TASK: Lift out all lines below that contain "color".

Data listing
****************************************

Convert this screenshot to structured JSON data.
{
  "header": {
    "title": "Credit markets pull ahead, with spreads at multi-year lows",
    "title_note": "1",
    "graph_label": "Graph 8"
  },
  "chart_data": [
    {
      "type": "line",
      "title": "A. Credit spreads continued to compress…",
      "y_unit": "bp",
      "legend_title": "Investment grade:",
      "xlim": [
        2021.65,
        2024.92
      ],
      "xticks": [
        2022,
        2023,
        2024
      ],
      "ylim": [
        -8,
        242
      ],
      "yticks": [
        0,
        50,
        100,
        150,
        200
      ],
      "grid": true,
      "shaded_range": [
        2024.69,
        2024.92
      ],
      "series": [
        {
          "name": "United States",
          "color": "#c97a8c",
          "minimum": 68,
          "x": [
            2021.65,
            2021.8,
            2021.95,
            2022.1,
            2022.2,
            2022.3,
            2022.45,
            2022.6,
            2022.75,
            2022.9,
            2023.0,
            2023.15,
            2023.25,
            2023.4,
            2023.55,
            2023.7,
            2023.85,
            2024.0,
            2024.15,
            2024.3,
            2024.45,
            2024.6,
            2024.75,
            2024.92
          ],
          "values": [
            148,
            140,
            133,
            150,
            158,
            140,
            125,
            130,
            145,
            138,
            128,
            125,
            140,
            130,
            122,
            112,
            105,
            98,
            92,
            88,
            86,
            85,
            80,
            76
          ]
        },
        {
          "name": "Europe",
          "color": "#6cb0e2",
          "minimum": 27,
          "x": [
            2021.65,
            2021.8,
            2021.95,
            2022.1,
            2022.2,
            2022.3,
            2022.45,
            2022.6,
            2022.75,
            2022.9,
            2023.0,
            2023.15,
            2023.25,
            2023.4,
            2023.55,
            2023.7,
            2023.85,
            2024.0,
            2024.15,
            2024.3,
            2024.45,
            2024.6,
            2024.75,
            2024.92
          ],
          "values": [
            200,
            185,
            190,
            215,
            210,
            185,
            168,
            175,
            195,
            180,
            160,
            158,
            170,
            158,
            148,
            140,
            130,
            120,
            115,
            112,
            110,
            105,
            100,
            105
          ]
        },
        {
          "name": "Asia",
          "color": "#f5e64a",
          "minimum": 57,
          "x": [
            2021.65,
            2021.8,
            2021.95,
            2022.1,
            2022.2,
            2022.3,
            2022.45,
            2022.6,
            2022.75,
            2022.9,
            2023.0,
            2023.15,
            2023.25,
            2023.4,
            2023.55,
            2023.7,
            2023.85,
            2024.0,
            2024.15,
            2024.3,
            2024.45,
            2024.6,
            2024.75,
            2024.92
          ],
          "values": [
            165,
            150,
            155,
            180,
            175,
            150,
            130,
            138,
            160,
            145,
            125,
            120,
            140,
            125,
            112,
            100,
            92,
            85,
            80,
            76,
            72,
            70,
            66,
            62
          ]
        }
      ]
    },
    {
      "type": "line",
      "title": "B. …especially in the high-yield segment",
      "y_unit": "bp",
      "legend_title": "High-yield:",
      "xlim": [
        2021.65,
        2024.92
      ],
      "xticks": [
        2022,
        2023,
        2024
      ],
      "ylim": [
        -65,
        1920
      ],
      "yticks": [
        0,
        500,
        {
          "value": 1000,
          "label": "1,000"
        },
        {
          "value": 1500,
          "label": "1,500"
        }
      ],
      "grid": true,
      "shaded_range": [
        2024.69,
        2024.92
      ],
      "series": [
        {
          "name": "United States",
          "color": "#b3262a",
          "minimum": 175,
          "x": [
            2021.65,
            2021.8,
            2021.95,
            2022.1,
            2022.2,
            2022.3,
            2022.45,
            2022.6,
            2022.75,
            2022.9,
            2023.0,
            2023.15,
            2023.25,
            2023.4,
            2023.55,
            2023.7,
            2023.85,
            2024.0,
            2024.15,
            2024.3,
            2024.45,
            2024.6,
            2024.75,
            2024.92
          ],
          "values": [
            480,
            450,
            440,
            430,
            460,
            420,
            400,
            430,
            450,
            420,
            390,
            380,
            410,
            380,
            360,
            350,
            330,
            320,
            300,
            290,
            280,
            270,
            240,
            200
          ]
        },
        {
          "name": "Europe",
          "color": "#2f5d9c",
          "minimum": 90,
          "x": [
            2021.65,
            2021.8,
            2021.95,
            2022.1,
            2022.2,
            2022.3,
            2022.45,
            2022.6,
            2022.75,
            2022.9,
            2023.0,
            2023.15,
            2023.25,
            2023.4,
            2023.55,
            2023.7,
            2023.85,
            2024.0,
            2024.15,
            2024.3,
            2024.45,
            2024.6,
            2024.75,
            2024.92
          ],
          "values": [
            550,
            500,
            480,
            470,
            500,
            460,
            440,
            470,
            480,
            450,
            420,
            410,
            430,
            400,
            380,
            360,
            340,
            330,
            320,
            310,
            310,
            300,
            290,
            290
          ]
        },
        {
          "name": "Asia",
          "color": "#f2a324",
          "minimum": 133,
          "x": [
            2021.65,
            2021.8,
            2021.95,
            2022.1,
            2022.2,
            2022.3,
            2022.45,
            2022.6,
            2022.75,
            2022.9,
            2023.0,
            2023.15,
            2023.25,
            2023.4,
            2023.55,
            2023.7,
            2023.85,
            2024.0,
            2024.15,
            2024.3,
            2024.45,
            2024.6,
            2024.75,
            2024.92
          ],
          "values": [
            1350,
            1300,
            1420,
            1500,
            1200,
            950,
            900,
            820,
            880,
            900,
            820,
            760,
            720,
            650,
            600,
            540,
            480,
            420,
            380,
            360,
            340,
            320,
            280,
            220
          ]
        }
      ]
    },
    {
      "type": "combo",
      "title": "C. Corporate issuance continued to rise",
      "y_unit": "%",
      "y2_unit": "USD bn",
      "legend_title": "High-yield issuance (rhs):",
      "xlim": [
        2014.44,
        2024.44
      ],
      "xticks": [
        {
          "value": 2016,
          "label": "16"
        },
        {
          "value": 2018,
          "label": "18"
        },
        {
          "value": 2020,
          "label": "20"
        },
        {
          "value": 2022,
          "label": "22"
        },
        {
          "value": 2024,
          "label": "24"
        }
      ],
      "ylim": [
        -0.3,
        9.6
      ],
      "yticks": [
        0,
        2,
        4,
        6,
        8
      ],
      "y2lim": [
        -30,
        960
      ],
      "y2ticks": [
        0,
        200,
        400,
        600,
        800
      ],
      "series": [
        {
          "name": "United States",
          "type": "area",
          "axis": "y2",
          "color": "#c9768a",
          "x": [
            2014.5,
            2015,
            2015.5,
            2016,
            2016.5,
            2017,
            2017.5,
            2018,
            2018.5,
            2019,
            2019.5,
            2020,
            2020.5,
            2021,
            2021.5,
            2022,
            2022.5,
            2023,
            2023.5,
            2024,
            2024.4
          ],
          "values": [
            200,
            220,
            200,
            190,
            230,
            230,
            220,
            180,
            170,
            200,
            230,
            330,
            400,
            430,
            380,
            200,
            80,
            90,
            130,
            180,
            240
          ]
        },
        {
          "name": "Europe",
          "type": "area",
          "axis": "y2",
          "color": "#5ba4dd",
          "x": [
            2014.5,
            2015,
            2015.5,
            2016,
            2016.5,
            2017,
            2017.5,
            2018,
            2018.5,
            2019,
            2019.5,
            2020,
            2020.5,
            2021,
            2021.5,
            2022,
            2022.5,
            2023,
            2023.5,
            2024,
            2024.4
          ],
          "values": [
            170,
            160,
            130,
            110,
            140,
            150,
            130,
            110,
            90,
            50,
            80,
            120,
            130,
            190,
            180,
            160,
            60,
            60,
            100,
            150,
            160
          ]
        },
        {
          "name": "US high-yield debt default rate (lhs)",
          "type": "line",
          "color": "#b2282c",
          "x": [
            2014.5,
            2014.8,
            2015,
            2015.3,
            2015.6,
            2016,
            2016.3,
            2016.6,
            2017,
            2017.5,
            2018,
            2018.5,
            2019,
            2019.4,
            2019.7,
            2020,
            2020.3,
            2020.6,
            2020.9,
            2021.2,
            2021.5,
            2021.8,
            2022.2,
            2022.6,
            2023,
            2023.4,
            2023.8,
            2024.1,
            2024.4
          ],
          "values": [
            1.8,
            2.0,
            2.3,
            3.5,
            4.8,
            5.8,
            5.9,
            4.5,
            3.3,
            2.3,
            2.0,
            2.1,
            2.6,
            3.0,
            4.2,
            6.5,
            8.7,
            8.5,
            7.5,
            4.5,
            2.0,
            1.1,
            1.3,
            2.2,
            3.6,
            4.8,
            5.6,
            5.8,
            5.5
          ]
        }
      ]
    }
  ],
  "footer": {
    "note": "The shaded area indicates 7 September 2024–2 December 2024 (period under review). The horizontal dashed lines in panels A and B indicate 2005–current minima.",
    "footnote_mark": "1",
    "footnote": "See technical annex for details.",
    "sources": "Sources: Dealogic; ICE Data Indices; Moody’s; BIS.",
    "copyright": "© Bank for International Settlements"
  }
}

****************************************

RIGHT ANSWER:
          "color": "#c97a8c",
          "color": "#6cb0e2",
          "color": "#f5e64a",
          "color": "#b3262a",
          "color": "#2f5d9c",
          "color": "#f2a324",
          "color": "#c9768a",
          "color": "#5ba4dd",
          "color": "#b2282c",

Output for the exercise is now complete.